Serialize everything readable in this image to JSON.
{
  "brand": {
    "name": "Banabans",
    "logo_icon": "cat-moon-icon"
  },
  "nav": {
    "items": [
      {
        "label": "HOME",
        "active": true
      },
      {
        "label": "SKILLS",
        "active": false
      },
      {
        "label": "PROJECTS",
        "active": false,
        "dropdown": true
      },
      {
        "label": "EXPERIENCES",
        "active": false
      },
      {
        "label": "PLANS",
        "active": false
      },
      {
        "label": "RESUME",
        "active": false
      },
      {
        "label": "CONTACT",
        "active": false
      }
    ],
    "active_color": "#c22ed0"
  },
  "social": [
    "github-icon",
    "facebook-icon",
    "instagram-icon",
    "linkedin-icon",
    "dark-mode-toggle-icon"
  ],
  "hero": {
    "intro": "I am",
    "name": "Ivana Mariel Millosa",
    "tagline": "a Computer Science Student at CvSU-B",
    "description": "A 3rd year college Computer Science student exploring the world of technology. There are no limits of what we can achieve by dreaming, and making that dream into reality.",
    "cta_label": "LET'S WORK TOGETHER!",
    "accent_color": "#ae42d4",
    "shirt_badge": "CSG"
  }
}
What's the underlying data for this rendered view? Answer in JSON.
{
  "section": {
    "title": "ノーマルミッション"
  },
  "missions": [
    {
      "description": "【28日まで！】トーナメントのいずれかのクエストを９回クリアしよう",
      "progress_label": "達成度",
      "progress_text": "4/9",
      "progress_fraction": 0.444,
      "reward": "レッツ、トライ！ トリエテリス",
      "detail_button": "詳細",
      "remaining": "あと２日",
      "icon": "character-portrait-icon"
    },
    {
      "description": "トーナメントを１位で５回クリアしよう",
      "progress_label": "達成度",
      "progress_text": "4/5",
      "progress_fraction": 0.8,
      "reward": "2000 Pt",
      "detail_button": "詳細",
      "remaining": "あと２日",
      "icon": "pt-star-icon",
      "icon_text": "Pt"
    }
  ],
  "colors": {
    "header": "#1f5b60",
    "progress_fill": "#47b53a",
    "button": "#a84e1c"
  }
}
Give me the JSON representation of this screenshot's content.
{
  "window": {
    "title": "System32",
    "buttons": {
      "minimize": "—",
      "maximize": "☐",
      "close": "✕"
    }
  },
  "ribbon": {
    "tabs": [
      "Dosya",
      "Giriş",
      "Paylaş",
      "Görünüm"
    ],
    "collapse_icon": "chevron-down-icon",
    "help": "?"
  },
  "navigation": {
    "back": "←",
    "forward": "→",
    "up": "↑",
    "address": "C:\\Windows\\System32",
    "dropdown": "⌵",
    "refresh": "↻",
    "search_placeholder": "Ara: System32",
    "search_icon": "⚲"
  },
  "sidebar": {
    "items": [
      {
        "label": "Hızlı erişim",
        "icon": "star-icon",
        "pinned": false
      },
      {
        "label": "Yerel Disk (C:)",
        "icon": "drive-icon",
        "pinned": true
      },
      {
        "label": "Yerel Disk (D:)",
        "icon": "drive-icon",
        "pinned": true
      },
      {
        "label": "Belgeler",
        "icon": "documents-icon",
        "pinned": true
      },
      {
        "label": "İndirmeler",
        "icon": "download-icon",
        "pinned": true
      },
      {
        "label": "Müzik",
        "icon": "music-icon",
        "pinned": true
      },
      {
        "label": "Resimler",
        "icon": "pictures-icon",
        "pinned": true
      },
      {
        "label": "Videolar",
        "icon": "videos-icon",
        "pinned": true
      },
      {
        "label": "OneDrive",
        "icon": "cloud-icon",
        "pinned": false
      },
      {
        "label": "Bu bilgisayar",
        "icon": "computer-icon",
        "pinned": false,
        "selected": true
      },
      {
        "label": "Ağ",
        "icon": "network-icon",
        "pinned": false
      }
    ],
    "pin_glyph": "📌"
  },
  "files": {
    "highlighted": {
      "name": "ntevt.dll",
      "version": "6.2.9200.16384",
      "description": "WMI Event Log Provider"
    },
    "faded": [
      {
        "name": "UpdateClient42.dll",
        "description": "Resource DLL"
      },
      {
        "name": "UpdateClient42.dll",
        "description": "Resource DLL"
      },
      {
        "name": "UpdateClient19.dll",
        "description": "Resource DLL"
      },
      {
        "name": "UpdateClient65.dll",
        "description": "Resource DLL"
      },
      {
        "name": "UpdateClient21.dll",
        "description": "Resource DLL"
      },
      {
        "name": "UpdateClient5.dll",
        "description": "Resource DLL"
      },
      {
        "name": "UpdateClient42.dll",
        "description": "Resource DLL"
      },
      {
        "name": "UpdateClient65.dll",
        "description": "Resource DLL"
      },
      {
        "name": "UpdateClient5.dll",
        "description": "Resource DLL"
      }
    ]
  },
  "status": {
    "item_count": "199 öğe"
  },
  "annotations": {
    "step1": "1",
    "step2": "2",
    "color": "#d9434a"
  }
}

**WRITTEN PROBLEM:**
Please copy out each record, character for character.

**OUTPUT FOR THIS TASK:**
Serialize everything readable in this image to JSON.
{
  "brand": {
    "name": "Banabans",
    "logo_icon": "cat-moon-icon"
  },
  "nav": {
    "items": [
      {
        "label": "HOME",
        "active": true
      },
      {
        "label": "SKILLS",
        "active": false
      },
      {
        "label": "PROJECTS",
        "active": false,
        "dropdown": true
      },
      {
        "label": "EXPERIENCES",
        "active": false
      },
      {
        "label": "PLANS",
        "active": false
      },
      {
        "label": "RESUME",
        "active": false
      },
      {
        "label": "CONTACT",
        "active": false
      }
    ],
    "active_color": "#c22ed0"
  },
  "social": [
    "github-icon",
    "facebook-icon",
    "instagram-icon",
    "linkedin-icon",
    "dark-mode-toggle-icon"
  ],
  "hero": {
    "intro": "I am",
    "name": "Ivana Mariel Millosa",
    "tagline": "a Computer Science Student at CvSU-B",
    "description": "A 3rd year college Computer Science student exploring the world of technology. There are no limits of what we can achieve by dreaming, and making that dream into reality.",
    "cta_label": "LET'S WORK TOGETHER!",
    "accent_color": "#ae42d4",
    "shirt_badge": "CSG"
  }
}
What's the underlying data for this rendered view? Answer in JSON.
{
  "section": {
    "title": "ノーマルミッション"
  },
  "missions": [
    {
      "description": "【28日まで！】トーナメントのいずれかのクエストを９回クリアしよう",
      "progress_label": "達成度",
      "progress_text": "4/9",
      "progress_fraction": 0.444,
      "reward": "レッツ、トライ！ トリエテリス",
      "detail_button": "詳細",
      "remaining": "あと２日",
      "icon": "character-portrait-icon"
    },
    {
      "description": "トーナメントを１位で５回クリアしよう",
      "progress_label": "達成度",
      "progress_text": "4/5",
      "progress_fraction": 0.8,
      "reward": "2000 Pt",
      "detail_button": "詳細",
      "remaining": "あと２日",
      "icon": "pt-star-icon",
      "icon_text": "Pt"
    }
  ],
  "colors": {
    "header": "#1f5b60",
    "progress_fill": "#47b53a",
    "button": "#a84e1c"
  }
}
Give me the JSON representation of this screenshot's content.
{
  "window": {
    "title": "System32",
    "buttons": {
      "minimize": "—",
      "maximize": "☐",
      "close": "✕"
    }
  },
  "ribbon": {
    "tabs": [
      "Dosya",
      "Giriş",
      "Paylaş",
      "Görünüm"
    ],
    "collapse_icon": "chevron-down-icon",
    "help": "?"
  },
  "navigation": {
    "back": "←",
    "forward": "→",
    "up": "↑",
    "address": "C:\\Windows\\System32",
    "dropdown": "⌵",
    "refresh": "↻",
    "search_placeholder": "Ara: System32",
    "search_icon": "⚲"
  },
  "sidebar": {
    "items": [
      {
        "label": "Hızlı erişim",
        "icon": "star-icon",
        "pinned": false
      },
      {
        "label": "Yerel Disk (C:)",
        "icon": "drive-icon",
        "pinned": true
      },
      {
        "label": "Yerel Disk (D:)",
        "icon": "drive-icon",
        "pinned": true
      },
      {
        "label": "Belgeler",
        "icon": "documents-icon",
        "pinned": true
      },
      {
        "label": "İndirmeler",
        "icon": "download-icon",
        "pinned": true
      },
      {
        "label": "Müzik",
        "icon": "music-icon",
        "pinned": true
      },
      {
        "label": "Resimler",
        "icon": "pictures-icon",
        "pinned": true
      },
      {
        "label": "Videolar",
        "icon": "videos-icon",
        "pinned": true
      },
      {
        "label": "OneDrive",
        "icon": "cloud-icon",
        "pinned": false
      },
      {
        "label": "Bu bilgisayar",
        "icon": "computer-icon",
        "pinned": false,
        "selected": true
      },
      {
        "label": "Ağ",
        "icon": "network-icon",
        "pinned": false
      }
    ],
    "pin_glyph": "📌"
  },
  "files": {
    "highlighted": {
      "name": "ntevt.dll",
      "version": "6.2.9200.16384",
      "description": "WMI Event Log Provider"
    },
    "faded": [
      {
        "name": "UpdateClient42.dll",
        "description": "Resource DLL"
      },
      {
        "name": "UpdateClient42.dll",
        "description": "Resource DLL"
      },
      {
        "name": "UpdateClient19.dll",
        "description": "Resource DLL"
      },
      {
        "name": "UpdateClient65.dll",
        "description": "Resource DLL"
      },
      {
        "name": "UpdateClient21.dll",
        "description": "Resource DLL"
      },
      {
        "name": "UpdateClient5.dll",
        "description": "Resource DLL"
      },
      {
        "name": "UpdateClient42.dll",
        "description": "Resource DLL"
      },
      {
        "name": "UpdateClient65.dll",
        "description": "Resource DLL"
      },
      {
        "name": "UpdateClient5.dll",
        "description": "Resource DLL"
      }
    ]
  },
  "status": {
    "item_count": "199 öğe"
  },
  "annotations": {
    "step1": "1",
    "step2": "2",
    "color": "#d9434a"
  }
}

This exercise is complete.